### Data extract
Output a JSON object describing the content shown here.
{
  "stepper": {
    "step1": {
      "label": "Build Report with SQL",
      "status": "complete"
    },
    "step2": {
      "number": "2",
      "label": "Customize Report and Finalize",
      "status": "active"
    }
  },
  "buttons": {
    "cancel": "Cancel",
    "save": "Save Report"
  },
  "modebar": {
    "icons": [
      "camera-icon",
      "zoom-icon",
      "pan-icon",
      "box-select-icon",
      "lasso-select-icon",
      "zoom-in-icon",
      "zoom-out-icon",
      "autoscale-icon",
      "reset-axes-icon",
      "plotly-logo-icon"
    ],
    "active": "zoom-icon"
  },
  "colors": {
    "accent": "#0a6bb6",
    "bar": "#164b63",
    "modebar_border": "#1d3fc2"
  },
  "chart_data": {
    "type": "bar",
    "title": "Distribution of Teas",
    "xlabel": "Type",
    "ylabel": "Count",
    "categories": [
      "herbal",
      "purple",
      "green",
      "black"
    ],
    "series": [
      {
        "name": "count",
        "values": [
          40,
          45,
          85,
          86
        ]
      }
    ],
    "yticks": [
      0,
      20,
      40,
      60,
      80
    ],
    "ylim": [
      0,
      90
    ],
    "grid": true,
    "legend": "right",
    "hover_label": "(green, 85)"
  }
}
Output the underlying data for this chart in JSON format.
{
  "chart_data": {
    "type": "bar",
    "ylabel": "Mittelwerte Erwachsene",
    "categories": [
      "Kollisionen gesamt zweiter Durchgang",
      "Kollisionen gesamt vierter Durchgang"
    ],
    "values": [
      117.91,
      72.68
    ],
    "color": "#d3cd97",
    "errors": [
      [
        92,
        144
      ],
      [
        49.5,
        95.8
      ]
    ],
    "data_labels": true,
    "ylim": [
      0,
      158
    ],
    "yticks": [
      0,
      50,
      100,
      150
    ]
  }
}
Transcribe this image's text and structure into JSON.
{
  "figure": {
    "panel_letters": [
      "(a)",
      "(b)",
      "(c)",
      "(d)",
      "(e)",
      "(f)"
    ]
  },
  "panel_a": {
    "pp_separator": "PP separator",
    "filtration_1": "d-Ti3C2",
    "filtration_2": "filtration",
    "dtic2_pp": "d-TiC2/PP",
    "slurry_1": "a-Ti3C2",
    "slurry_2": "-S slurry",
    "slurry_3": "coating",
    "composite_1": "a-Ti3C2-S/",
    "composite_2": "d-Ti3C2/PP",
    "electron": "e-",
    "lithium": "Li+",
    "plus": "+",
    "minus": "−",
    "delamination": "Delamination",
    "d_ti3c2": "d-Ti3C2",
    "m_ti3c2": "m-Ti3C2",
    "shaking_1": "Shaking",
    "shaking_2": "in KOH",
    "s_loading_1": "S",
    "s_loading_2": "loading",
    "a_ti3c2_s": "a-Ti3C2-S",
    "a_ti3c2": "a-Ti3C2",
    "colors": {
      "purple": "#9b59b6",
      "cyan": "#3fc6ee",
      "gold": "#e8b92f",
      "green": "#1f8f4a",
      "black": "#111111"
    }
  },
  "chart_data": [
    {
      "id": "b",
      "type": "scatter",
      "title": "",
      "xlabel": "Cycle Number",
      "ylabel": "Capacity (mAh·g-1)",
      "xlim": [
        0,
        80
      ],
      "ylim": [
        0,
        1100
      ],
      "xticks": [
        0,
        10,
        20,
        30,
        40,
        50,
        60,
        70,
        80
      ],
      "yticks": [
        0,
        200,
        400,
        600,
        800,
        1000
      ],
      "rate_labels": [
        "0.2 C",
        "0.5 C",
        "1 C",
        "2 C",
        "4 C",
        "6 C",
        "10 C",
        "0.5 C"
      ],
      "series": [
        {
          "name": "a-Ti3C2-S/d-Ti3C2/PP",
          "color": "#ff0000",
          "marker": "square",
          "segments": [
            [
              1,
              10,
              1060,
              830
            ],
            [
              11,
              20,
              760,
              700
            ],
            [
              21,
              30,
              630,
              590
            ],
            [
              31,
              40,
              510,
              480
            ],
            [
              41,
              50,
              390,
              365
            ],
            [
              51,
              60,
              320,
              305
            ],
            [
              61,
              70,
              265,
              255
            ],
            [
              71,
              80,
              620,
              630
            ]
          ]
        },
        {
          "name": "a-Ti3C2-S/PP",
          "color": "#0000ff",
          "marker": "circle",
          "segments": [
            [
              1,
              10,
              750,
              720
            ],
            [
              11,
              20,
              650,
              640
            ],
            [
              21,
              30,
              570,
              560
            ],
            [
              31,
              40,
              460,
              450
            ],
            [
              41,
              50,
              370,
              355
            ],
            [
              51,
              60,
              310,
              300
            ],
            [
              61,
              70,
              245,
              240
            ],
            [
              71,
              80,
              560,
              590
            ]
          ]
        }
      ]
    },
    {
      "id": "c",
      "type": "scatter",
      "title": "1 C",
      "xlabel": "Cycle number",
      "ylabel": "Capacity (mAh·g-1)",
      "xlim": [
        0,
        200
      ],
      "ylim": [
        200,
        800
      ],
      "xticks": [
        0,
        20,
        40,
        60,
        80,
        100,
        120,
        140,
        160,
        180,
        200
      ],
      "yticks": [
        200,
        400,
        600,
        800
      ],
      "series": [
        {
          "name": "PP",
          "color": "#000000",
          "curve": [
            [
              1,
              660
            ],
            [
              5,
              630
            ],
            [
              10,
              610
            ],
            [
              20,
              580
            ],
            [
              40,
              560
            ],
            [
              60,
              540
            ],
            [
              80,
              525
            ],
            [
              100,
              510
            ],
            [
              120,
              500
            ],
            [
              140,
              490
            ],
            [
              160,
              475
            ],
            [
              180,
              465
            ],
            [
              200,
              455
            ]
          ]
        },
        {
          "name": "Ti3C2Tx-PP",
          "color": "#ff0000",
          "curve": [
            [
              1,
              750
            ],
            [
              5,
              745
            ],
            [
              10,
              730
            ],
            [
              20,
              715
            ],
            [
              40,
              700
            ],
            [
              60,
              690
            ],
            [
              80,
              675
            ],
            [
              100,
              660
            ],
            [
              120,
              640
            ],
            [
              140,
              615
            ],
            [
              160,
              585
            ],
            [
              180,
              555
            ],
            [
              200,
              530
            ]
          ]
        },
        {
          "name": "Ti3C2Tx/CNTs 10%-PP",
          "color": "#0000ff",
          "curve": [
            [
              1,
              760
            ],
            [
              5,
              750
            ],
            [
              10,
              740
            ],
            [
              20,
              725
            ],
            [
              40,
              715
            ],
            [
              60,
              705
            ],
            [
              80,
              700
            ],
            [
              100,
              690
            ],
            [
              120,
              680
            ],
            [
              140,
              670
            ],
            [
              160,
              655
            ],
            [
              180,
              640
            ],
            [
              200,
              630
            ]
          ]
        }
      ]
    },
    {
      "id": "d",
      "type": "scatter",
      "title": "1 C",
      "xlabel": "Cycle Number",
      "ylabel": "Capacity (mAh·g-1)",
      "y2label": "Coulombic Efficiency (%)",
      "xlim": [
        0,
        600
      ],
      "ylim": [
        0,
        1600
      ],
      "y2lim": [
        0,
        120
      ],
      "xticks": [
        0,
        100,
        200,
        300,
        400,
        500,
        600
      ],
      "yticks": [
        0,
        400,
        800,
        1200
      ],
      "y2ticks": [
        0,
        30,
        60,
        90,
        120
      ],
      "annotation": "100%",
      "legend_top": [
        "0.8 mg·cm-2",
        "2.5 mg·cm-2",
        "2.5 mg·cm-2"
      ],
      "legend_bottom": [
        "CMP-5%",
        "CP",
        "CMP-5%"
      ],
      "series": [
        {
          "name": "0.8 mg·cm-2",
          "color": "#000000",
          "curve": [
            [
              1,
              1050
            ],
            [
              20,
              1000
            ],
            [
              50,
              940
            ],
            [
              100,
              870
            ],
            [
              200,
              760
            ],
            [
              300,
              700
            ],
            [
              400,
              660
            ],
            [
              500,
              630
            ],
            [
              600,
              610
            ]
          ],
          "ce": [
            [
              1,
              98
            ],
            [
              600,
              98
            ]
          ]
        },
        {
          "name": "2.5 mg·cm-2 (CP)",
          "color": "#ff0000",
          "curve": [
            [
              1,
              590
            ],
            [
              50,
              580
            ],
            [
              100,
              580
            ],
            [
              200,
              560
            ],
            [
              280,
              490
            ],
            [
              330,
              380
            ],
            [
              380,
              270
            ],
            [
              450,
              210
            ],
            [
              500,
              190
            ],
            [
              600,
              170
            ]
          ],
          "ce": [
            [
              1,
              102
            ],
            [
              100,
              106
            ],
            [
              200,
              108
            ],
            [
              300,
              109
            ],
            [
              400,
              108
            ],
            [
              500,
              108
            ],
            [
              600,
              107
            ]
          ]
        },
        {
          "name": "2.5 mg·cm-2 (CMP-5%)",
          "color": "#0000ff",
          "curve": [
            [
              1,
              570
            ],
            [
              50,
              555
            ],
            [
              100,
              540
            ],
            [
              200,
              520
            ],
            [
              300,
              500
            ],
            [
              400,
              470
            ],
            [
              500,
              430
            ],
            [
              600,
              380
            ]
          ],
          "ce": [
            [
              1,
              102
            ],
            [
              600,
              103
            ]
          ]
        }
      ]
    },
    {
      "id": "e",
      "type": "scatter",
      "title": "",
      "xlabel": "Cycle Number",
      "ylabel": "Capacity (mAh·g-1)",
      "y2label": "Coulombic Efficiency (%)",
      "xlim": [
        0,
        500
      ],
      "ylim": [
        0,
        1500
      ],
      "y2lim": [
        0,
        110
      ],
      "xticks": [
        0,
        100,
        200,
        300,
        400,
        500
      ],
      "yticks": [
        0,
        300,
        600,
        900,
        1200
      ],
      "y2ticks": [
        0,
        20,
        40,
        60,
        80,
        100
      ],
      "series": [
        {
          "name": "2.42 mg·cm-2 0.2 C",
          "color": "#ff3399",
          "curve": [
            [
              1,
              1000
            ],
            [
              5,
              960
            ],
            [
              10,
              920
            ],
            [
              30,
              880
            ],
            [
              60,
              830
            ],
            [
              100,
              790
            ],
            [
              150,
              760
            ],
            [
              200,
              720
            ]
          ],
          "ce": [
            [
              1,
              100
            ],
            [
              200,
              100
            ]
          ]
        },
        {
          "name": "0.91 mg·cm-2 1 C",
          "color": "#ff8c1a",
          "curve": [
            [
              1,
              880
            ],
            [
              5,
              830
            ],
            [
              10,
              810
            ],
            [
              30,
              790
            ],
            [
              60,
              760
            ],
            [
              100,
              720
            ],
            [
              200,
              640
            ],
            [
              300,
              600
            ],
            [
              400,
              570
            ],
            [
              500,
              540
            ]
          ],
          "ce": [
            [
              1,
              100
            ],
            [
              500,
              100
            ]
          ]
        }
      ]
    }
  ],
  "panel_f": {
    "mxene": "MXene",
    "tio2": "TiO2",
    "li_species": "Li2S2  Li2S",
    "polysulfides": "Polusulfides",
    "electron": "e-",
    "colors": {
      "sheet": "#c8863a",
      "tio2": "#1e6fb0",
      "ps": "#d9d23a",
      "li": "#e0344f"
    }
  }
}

### Exercise aim
Check each line of the records above for the string "Kollisionen", and report every line that has it.

### Result
      "Kollisionen gesamt zweiter Durchgang",
      "Kollisionen gesamt vierter Durchgang"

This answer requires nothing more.